[Source records]
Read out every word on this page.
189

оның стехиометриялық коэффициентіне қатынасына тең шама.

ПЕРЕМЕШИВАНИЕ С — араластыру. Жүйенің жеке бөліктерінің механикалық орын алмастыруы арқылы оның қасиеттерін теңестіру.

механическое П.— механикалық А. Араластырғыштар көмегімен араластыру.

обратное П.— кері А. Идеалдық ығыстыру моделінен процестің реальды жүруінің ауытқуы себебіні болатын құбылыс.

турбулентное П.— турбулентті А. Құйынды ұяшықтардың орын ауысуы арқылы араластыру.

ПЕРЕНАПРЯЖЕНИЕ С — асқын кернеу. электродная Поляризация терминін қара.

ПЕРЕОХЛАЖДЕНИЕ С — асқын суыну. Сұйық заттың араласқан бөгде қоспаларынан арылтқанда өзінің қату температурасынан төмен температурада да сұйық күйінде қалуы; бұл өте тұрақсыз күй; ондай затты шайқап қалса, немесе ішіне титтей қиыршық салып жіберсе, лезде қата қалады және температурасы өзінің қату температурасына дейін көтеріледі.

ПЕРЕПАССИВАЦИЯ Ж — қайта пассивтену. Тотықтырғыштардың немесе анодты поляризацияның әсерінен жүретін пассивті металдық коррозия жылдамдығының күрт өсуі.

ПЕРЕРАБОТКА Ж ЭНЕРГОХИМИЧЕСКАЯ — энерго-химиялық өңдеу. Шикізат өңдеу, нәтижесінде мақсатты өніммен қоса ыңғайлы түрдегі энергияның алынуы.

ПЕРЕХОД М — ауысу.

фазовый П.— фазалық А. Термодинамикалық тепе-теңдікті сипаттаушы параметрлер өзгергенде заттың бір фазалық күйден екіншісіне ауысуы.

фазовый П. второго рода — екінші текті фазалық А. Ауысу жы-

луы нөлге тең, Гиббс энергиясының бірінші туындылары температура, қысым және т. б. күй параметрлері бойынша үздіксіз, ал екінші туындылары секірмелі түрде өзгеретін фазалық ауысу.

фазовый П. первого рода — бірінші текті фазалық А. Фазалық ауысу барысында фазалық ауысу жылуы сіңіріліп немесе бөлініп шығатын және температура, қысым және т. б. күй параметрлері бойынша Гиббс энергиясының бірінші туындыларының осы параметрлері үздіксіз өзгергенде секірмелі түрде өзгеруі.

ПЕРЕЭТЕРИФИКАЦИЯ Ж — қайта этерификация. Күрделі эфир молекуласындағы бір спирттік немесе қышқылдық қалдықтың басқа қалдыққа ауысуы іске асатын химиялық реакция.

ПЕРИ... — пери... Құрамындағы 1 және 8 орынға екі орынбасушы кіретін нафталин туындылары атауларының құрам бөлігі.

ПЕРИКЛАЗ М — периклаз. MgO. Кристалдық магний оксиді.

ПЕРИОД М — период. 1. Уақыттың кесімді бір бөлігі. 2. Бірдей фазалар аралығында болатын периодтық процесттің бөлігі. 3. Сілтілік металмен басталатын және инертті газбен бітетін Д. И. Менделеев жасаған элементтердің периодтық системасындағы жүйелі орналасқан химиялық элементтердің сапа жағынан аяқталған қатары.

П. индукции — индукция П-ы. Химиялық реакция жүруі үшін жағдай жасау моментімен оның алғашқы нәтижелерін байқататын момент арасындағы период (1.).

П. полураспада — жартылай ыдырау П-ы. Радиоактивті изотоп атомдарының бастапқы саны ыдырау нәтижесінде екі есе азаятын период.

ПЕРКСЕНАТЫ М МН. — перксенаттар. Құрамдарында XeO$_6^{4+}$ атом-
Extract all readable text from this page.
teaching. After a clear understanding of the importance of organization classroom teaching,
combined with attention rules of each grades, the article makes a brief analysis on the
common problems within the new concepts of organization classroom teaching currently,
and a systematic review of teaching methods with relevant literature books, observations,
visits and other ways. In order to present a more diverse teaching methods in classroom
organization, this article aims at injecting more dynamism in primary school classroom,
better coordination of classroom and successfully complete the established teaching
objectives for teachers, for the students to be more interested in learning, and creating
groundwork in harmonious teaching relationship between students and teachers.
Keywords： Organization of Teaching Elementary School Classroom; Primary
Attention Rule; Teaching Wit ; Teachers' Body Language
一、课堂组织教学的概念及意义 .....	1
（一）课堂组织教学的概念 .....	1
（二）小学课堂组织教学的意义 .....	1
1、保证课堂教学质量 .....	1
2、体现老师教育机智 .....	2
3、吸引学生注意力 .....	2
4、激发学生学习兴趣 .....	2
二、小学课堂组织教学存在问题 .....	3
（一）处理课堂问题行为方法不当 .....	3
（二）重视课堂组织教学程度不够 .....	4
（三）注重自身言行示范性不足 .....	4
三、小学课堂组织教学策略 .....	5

▸ **Problem description**: Where a line contains the string "механикалық", extract that line.

▸ **Finished answer**:
ПЕРЕМЕШИВАНИЕ С — араластыру. Жүйенің жеке бөліктерінің механикалық орын алмастыруы арқылы оның қасиеттерін теңестіру.
механическое П.— механикалық А. Араластырғыштар көмегімен араластыру.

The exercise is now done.